** What you will do **
Reproduce each line exactly. Skip none.

Items from a figure collection

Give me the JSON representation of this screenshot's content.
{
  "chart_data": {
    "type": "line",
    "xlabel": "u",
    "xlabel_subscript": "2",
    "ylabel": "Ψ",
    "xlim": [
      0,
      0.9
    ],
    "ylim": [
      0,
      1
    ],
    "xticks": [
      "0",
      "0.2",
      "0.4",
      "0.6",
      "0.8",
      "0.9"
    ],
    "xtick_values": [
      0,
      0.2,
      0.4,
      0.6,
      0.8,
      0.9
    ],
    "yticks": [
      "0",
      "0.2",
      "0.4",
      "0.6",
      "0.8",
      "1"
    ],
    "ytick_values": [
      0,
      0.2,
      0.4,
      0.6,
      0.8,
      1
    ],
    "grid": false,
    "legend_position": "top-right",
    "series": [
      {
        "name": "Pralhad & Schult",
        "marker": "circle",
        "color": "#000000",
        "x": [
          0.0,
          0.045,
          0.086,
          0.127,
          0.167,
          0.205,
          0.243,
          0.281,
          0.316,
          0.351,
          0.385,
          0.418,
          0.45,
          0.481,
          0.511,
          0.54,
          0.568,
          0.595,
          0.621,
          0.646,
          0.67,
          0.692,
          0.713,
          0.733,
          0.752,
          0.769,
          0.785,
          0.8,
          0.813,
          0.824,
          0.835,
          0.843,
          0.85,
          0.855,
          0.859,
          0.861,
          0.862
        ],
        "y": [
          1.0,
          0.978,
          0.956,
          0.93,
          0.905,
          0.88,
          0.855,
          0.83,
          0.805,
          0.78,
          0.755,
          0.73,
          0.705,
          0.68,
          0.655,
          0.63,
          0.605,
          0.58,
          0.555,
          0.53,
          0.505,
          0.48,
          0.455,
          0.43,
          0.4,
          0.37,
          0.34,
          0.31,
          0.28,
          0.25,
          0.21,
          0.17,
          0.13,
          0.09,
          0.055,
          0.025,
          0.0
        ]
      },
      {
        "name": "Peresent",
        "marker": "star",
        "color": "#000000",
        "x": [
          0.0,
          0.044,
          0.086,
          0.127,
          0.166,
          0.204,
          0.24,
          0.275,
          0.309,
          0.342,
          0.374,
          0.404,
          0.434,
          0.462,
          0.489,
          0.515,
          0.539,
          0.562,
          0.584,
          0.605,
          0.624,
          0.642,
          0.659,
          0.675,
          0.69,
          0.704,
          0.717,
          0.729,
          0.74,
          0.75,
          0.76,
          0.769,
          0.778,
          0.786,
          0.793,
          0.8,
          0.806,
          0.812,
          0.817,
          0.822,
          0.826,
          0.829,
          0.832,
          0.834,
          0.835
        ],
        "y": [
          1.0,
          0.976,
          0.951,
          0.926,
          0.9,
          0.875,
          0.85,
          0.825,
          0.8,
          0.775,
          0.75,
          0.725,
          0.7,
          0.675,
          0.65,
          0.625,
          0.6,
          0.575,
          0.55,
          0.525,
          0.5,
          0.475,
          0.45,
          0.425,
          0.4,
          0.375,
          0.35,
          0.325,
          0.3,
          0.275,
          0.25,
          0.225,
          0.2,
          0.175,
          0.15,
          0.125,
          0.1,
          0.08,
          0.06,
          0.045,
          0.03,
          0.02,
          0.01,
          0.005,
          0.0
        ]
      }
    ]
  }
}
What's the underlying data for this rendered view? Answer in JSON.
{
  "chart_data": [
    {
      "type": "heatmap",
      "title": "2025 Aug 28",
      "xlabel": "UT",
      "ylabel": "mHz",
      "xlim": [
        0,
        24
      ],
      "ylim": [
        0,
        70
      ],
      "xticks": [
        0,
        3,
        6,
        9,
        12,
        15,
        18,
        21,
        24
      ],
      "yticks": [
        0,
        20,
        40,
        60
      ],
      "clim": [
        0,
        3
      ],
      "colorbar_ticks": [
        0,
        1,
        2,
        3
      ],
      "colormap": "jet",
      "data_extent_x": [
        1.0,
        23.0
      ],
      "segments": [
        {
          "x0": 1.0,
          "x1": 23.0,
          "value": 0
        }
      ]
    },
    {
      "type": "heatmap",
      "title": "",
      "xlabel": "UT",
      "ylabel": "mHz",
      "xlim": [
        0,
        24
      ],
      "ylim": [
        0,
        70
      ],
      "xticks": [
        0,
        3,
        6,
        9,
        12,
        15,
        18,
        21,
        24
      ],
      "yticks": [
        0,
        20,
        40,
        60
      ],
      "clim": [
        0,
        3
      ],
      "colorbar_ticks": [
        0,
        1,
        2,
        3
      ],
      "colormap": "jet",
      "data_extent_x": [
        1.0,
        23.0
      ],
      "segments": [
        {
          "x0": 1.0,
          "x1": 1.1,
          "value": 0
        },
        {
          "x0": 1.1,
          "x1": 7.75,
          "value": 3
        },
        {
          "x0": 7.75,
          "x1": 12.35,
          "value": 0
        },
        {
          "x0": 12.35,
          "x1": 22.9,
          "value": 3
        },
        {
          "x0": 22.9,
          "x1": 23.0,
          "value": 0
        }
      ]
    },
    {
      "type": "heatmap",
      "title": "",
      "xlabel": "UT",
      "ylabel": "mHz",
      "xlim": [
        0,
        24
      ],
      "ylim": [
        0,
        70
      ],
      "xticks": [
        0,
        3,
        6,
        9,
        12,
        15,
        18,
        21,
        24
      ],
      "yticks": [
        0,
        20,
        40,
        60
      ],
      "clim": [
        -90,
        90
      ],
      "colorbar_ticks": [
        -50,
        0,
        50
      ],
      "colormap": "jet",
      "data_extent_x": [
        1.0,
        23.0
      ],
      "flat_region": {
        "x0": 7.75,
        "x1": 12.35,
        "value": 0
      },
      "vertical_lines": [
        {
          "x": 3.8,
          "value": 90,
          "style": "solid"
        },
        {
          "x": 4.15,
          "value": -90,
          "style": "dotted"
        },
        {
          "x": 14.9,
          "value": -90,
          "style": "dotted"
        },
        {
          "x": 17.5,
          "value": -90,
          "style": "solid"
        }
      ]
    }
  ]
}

** Reply to the task **
Give me the JSON representation of this screenshot's content.
{
  "chart_data": {
    "type": "line",
    "xlabel": "u",
    "xlabel_subscript": "2",
    "ylabel": "Ψ",
    "xlim": [
      0,
      0.9
    ],
    "ylim": [
      0,
      1
    ],
    "xticks": [
      "0",
      "0.2",
      "0.4",
      "0.6",
      "0.8",
      "0.9"
    ],
    "xtick_values": [
      0,
      0.2,
      0.4,
      0.6,
      0.8,
      0.9
    ],
    "yticks": [
      "0",
      "0.2",
      "0.4",
      "0.6",
      "0.8",
      "1"
    ],
    "ytick_values": [
      0,
      0.2,
      0.4,
      0.6,
      0.8,
      1
    ],
    "grid": false,
    "legend_position": "top-right",
    "series": [
      {
        "name": "Pralhad & Schult",
        "marker": "circle",
        "color": "#000000",
        "x": [
          0.0,
          0.045,
          0.086,
          0.127,
          0.167,
          0.205,
          0.243,
          0.281,
          0.316,
          0.351,
          0.385,
          0.418,
          0.45,
          0.481,
          0.511,
          0.54,
          0.568,
          0.595,
          0.621,
          0.646,
          0.67,
          0.692,
          0.713,
          0.733,
          0.752,
          0.769,
          0.785,
          0.8,
          0.813,
          0.824,
          0.835,
          0.843,
          0.85,
          0.855,
          0.859,
          0.861,
          0.862
        ],
        "y": [
          1.0,
          0.978,
          0.956,
          0.93,
          0.905,
          0.88,
          0.855,
          0.83,
          0.805,
          0.78,
          0.755,
          0.73,
          0.705,
          0.68,
          0.655,
          0.63,
          0.605,
          0.58,
          0.555,
          0.53,
          0.505,
          0.48,
          0.455,
          0.43,
          0.4,
          0.37,
          0.34,
          0.31,
          0.28,
          0.25,
          0.21,
          0.17,
          0.13,
          0.09,
          0.055,
          0.025,
          0.0
        ]
      },
      {
        "name": "Peresent",
        "marker": "star",
        "color": "#000000",
        "x": [
          0.0,
          0.044,
          0.086,
          0.127,
          0.166,
          0.204,
          0.24,
          0.275,
          0.309,
          0.342,
          0.374,
          0.404,
          0.434,
          0.462,
          0.489,
          0.515,
          0.539,
          0.562,
          0.584,
          0.605,
          0.624,
          0.642,
          0.659,
          0.675,
          0.69,
          0.704,
          0.717,
          0.729,
          0.74,
          0.75,
          0.76,
          0.769,
          0.778,
          0.786,
          0.793,
          0.8,
          0.806,
          0.812,
          0.817,
          0.822,
          0.826,
          0.829,
          0.832,
          0.834,
          0.835
        ],
        "y": [
          1.0,
          0.976,
          0.951,
          0.926,
          0.9,
          0.875,
          0.85,
          0.825,
          0.8,
          0.775,
          0.75,
          0.725,
          0.7,
          0.675,
          0.65,
          0.625,
          0.6,
          0.575,
          0.55,
          0.525,
          0.5,
          0.475,
          0.45,
          0.425,
          0.4,
          0.375,
          0.35,
          0.325,
          0.3,
          0.275,
          0.25,
          0.225,
          0.2,
          0.175,
          0.15,
          0.125,
          0.1,
          0.08,
          0.06,
          0.045,
          0.03,
          0.02,
          0.01,
          0.005,
          0.0
        ]
      }
    ]
  }
}
What's the underlying data for this rendered view? Answer in JSON.
{
  "chart_data": [
    {
      "type": "heatmap",
      "title": "2025 Aug 28",
      "xlabel": "UT",
      "ylabel": "mHz",
      "xlim": [
        0,
        24
      ],
      "ylim": [
        0,
        70
      ],
      "xticks": [
        0,
        3,
        6,
        9,
        12,
        15,
        18,
        21,
        24
      ],
      "yticks": [
        0,
        20,
        40,
        60
      ],
      "clim": [
        0,
        3
      ],
      "colorbar_ticks": [
        0,
        1,
        2,
        3
      ],
      "colormap": "jet",
      "data_extent_x": [
        1.0,
        23.0
      ],
      "segments": [
        {
          "x0": 1.0,
          "x1": 23.0,
          "value": 0
        }
      ]
    },
    {
      "type": "heatmap",
      "title": "",
      "xlabel": "UT",
      "ylabel": "mHz",
      "xlim": [
        0,
        24
      ],
      "ylim": [
        0,
        70
      ],
      "xticks": [
        0,
        3,
        6,
        9,
        12,
        15,
        18,
        21,
        24
      ],
      "yticks": [
        0,
        20,
        40,
        60
      ],
      "clim": [
        0,
        3
      ],
      "colorbar_ticks": [
        0,
        1,
        2,
        3
      ],
      "colormap": "jet",
      "data_extent_x": [
        1.0,
        23.0
      ],
      "segments": [
        {
          "x0": 1.0,
          "x1": 1.1,
          "value": 0
        },
        {
          "x0": 1.1,
          "x1": 7.75,
          "value": 3
        },
        {
          "x0": 7.75,
          "x1": 12.35,
          "value": 0
        },
        {
          "x0": 12.35,
          "x1": 22.9,
          "value": 3
        },
        {
          "x0": 22.9,
          "x1": 23.0,
          "value": 0
        }
      ]
    },
    {
      "type": "heatmap",
      "title": "",
      "xlabel": "UT",
      "ylabel": "mHz",
      "xlim": [
        0,
        24
      ],
      "ylim": [
        0,
        70
      ],
      "xticks": [
        0,
        3,
        6,
        9,
        12,
        15,
        18,
        21,
        24
      ],
      "yticks": [
        0,
        20,
        40,
        60
      ],
      "clim": [
        -90,
        90
      ],
      "colorbar_ticks": [
        -50,
        0,
        50
      ],
      "colormap": "jet",
      "data_extent_x": [
        1.0,
        23.0
      ],
      "flat_region": {
        "x0": 7.75,
        "x1": 12.35,
        "value": 0
      },
      "vertical_lines": [
        {
          "x": 3.8,
          "value": 90,
          "style": "solid"
        },
        {
          "x": 4.15,
          "value": -90,
          "style": "dotted"
        },
        {
          "x": 14.9,
          "value": -90,
          "style": "dotted"
        },
        {
          "x": 17.5,
          "value": -90,
          "style": "solid"
        }
      ]
    }
  ]
}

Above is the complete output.